____ Records supplied

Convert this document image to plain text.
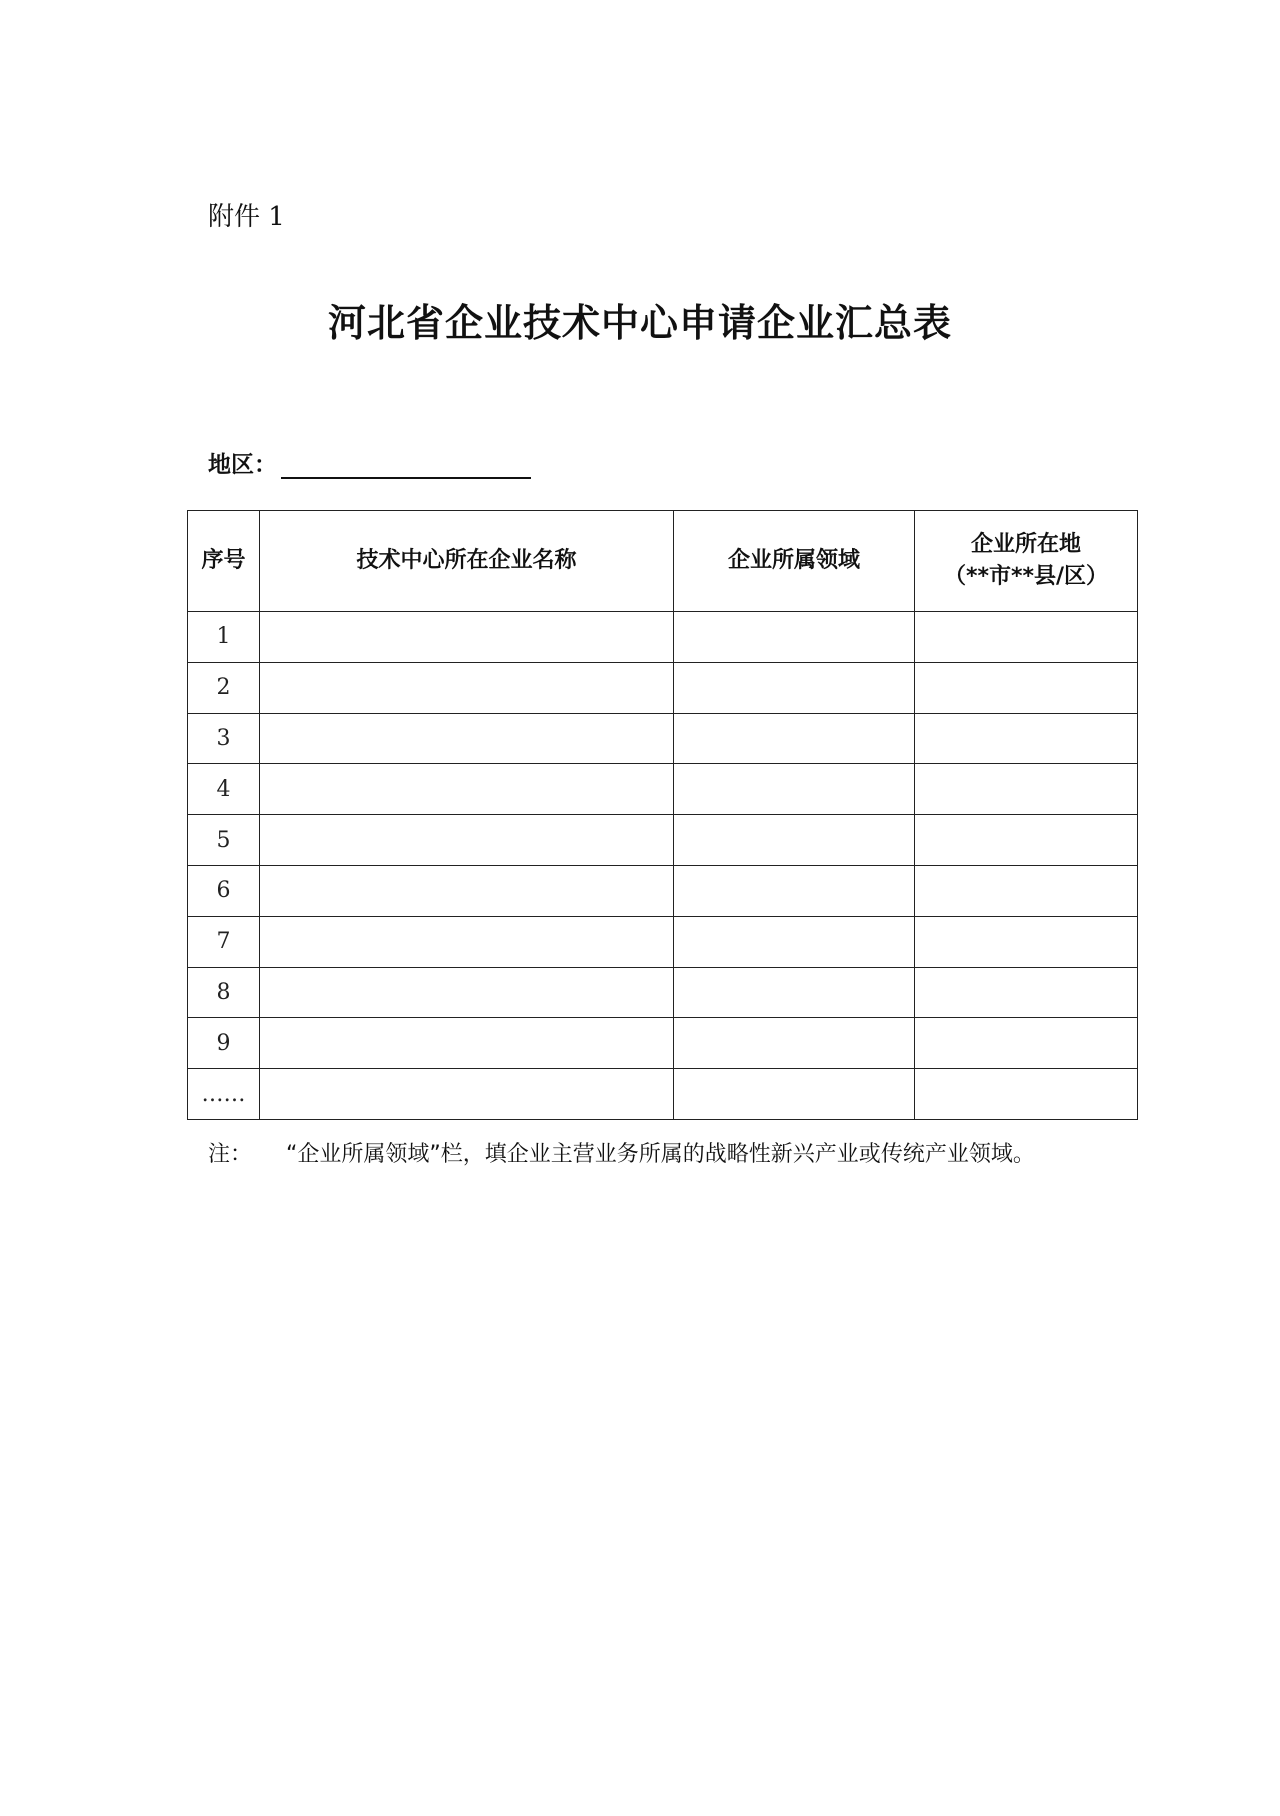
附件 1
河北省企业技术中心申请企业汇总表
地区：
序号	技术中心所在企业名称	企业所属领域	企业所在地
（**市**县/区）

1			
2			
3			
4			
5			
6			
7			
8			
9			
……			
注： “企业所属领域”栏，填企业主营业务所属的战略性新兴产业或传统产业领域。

________

■ Aim of the task
Repeat all the records above exactly, leaving out any pictures.

■ Reply to the exercise
Convert this document image to plain text.
附件 1
河北省企业技术中心申请企业汇总表
地区：
序号	技术中心所在企业名称	企业所属领域	企业所在地
（**市**县/区）

1			
2			
3			
4			
5			
6			
7			
8			
9			
……			
注： “企业所属领域”栏，填企业主营业务所属的战略性新兴产业或传统产业领域。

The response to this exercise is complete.